Collected data entries:
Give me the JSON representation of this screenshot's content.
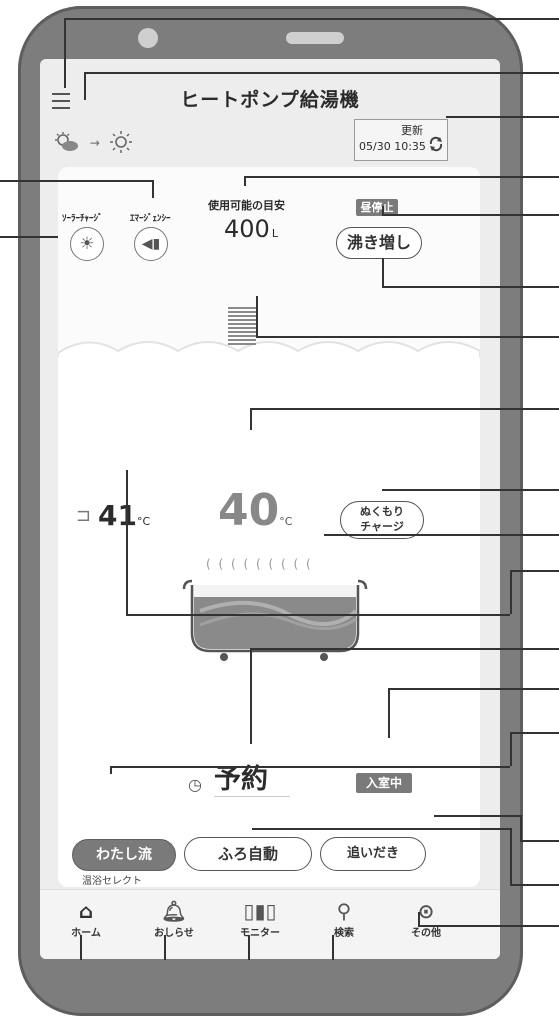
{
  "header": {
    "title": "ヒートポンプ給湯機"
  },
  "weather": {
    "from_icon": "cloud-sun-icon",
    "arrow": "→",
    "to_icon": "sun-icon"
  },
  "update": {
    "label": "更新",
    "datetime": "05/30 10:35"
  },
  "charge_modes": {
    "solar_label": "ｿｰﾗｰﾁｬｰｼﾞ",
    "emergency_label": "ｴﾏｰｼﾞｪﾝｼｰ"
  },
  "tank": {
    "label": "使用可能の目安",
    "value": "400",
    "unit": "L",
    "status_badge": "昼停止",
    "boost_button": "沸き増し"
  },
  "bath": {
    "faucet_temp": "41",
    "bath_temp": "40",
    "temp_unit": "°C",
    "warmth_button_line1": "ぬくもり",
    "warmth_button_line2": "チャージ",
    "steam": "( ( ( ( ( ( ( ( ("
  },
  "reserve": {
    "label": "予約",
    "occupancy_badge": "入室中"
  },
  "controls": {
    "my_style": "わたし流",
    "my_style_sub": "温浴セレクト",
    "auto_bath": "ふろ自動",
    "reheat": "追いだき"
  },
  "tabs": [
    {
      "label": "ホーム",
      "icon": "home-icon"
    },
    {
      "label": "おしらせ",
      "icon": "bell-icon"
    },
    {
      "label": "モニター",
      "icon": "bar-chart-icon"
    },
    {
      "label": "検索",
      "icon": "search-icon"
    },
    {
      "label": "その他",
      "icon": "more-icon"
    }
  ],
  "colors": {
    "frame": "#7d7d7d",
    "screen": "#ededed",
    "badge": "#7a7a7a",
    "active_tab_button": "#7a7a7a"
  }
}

DIRECTIVE: Give the entries again without a single change, but with no pictures.

THE ANSWER:
Give me the JSON representation of this screenshot's content.
{
  "header": {
    "title": "ヒートポンプ給湯機"
  },
  "weather": {
    "from_icon": "cloud-sun-icon",
    "arrow": "→",
    "to_icon": "sun-icon"
  },
  "update": {
    "label": "更新",
    "datetime": "05/30 10:35"
  },
  "charge_modes": {
    "solar_label": "ｿｰﾗｰﾁｬｰｼﾞ",
    "emergency_label": "ｴﾏｰｼﾞｪﾝｼｰ"
  },
  "tank": {
    "label": "使用可能の目安",
    "value": "400",
    "unit": "L",
    "status_badge": "昼停止",
    "boost_button": "沸き増し"
  },
  "bath": {
    "faucet_temp": "41",
    "bath_temp": "40",
    "temp_unit": "°C",
    "warmth_button_line1": "ぬくもり",
    "warmth_button_line2": "チャージ",
    "steam": "( ( ( ( ( ( ( ( ("
  },
  "reserve": {
    "label": "予約",
    "occupancy_badge": "入室中"
  },
  "controls": {
    "my_style": "わたし流",
    "my_style_sub": "温浴セレクト",
    "auto_bath": "ふろ自動",
    "reheat": "追いだき"
  },
  "tabs": [
    {
      "label": "ホーム",
      "icon": "home-icon"
    },
    {
      "label": "おしらせ",
      "icon": "bell-icon"
    },
    {
      "label": "モニター",
      "icon": "bar-chart-icon"
    },
    {
      "label": "検索",
      "icon": "search-icon"
    },
    {
      "label": "その他",
      "icon": "more-icon"
    }
  ],
  "colors": {
    "frame": "#7d7d7d",
    "screen": "#ededed",
    "badge": "#7a7a7a",
    "active_tab_button": "#7a7a7a"
  }
}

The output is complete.